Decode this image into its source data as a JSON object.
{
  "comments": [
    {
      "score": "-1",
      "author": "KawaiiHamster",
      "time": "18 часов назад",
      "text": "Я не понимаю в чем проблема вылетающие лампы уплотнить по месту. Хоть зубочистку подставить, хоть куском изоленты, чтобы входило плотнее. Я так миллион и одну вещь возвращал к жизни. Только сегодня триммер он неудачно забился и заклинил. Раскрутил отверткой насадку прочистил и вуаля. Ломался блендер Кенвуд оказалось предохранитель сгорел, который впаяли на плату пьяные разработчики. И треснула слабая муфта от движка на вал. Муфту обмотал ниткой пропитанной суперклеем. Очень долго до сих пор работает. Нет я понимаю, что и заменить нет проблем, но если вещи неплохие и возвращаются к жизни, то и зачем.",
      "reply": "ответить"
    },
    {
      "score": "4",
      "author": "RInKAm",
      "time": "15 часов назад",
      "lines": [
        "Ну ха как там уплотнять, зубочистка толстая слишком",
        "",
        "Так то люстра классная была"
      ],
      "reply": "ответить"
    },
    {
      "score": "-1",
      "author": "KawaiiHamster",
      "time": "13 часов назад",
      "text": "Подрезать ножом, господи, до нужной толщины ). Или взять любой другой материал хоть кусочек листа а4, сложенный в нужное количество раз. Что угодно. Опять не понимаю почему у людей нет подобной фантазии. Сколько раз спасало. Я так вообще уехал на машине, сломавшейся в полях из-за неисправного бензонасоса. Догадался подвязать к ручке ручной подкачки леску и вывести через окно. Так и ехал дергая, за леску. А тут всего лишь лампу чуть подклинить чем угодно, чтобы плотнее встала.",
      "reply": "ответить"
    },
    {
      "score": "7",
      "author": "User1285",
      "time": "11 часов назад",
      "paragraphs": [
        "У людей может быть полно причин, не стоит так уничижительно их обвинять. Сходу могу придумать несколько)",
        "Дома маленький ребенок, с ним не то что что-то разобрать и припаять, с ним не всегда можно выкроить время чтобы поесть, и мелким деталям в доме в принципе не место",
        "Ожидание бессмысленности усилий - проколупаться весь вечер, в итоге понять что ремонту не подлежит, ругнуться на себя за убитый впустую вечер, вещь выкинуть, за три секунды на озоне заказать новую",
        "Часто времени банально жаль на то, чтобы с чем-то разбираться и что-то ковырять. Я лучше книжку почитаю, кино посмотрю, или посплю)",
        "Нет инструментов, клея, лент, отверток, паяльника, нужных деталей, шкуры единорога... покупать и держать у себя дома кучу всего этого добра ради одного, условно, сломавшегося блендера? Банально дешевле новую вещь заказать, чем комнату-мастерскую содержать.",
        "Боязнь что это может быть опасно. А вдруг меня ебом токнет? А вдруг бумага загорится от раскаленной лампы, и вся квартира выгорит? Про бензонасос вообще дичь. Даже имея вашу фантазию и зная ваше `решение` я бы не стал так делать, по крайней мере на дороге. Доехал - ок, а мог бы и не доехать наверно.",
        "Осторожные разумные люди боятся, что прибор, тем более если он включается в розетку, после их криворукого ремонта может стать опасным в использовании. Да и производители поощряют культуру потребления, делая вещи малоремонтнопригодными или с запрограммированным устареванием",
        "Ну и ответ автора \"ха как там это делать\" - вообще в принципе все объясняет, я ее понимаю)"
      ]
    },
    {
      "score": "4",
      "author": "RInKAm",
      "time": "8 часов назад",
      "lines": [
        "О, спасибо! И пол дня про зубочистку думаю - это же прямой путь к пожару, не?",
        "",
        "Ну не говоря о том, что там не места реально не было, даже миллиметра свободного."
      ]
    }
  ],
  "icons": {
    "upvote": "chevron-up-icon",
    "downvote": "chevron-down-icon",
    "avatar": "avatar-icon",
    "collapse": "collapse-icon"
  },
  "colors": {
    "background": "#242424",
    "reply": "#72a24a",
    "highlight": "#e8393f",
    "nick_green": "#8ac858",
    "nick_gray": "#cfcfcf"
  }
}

# The exercise
All of the entries need to be reproduced exactly; please write them out.

# Exercise response
Decode this image into its source data as a JSON object.
{
  "comments": [
    {
      "score": "-1",
      "author": "KawaiiHamster",
      "time": "18 часов назад",
      "text": "Я не понимаю в чем проблема вылетающие лампы уплотнить по месту. Хоть зубочистку подставить, хоть куском изоленты, чтобы входило плотнее. Я так миллион и одну вещь возвращал к жизни. Только сегодня триммер он неудачно забился и заклинил. Раскрутил отверткой насадку прочистил и вуаля. Ломался блендер Кенвуд оказалось предохранитель сгорел, который впаяли на плату пьяные разработчики. И треснула слабая муфта от движка на вал. Муфту обмотал ниткой пропитанной суперклеем. Очень долго до сих пор работает. Нет я понимаю, что и заменить нет проблем, но если вещи неплохие и возвращаются к жизни, то и зачем.",
      "reply": "ответить"
    },
    {
      "score": "4",
      "author": "RInKAm",
      "time": "15 часов назад",
      "lines": [
        "Ну ха как там уплотнять, зубочистка толстая слишком",
        "",
        "Так то люстра классная была"
      ],
      "reply": "ответить"
    },
    {
      "score": "-1",
      "author": "KawaiiHamster",
      "time": "13 часов назад",
      "text": "Подрезать ножом, господи, до нужной толщины ). Или взять любой другой материал хоть кусочек листа а4, сложенный в нужное количество раз. Что угодно. Опять не понимаю почему у людей нет подобной фантазии. Сколько раз спасало. Я так вообще уехал на машине, сломавшейся в полях из-за неисправного бензонасоса. Догадался подвязать к ручке ручной подкачки леску и вывести через окно. Так и ехал дергая, за леску. А тут всего лишь лампу чуть подклинить чем угодно, чтобы плотнее встала.",
      "reply": "ответить"
    },
    {
      "score": "7",
      "author": "User1285",
      "time": "11 часов назад",
      "paragraphs": [
        "У людей может быть полно причин, не стоит так уничижительно их обвинять. Сходу могу придумать несколько)",
        "Дома маленький ребенок, с ним не то что что-то разобрать и припаять, с ним не всегда можно выкроить время чтобы поесть, и мелким деталям в доме в принципе не место",
        "Ожидание бессмысленности усилий - проколупаться весь вечер, в итоге понять что ремонту не подлежит, ругнуться на себя за убитый впустую вечер, вещь выкинуть, за три секунды на озоне заказать новую",
        "Часто времени банально жаль на то, чтобы с чем-то разбираться и что-то ковырять. Я лучше книжку почитаю, кино посмотрю, или посплю)",
        "Нет инструментов, клея, лент, отверток, паяльника, нужных деталей, шкуры единорога... покупать и держать у себя дома кучу всего этого добра ради одного, условно, сломавшегося блендера? Банально дешевле новую вещь заказать, чем комнату-мастерскую содержать.",
        "Боязнь что это может быть опасно. А вдруг меня ебом токнет? А вдруг бумага загорится от раскаленной лампы, и вся квартира выгорит? Про бензонасос вообще дичь. Даже имея вашу фантазию и зная ваше `решение` я бы не стал так делать, по крайней мере на дороге. Доехал - ок, а мог бы и не доехать наверно.",
        "Осторожные разумные люди боятся, что прибор, тем более если он включается в розетку, после их криворукого ремонта может стать опасным в использовании. Да и производители поощряют культуру потребления, делая вещи малоремонтнопригодными или с запрограммированным устареванием",
        "Ну и ответ автора \"ха как там это делать\" - вообще в принципе все объясняет, я ее понимаю)"
      ]
    },
    {
      "score": "4",
      "author": "RInKAm",
      "time": "8 часов назад",
      "lines": [
        "О, спасибо! И пол дня про зубочистку думаю - это же прямой путь к пожару, не?",
        "",
        "Ну не говоря о том, что там не места реально не было, даже миллиметра свободного."
      ]
    }
  ],
  "icons": {
    "upvote": "chevron-up-icon",
    "downvote": "chevron-down-icon",
    "avatar": "avatar-icon",
    "collapse": "collapse-icon"
  },
  "colors": {
    "background": "#242424",
    "reply": "#72a24a",
    "highlight": "#e8393f",
    "nick_green": "#8ac858",
    "nick_gray": "#cfcfcf"
  }
}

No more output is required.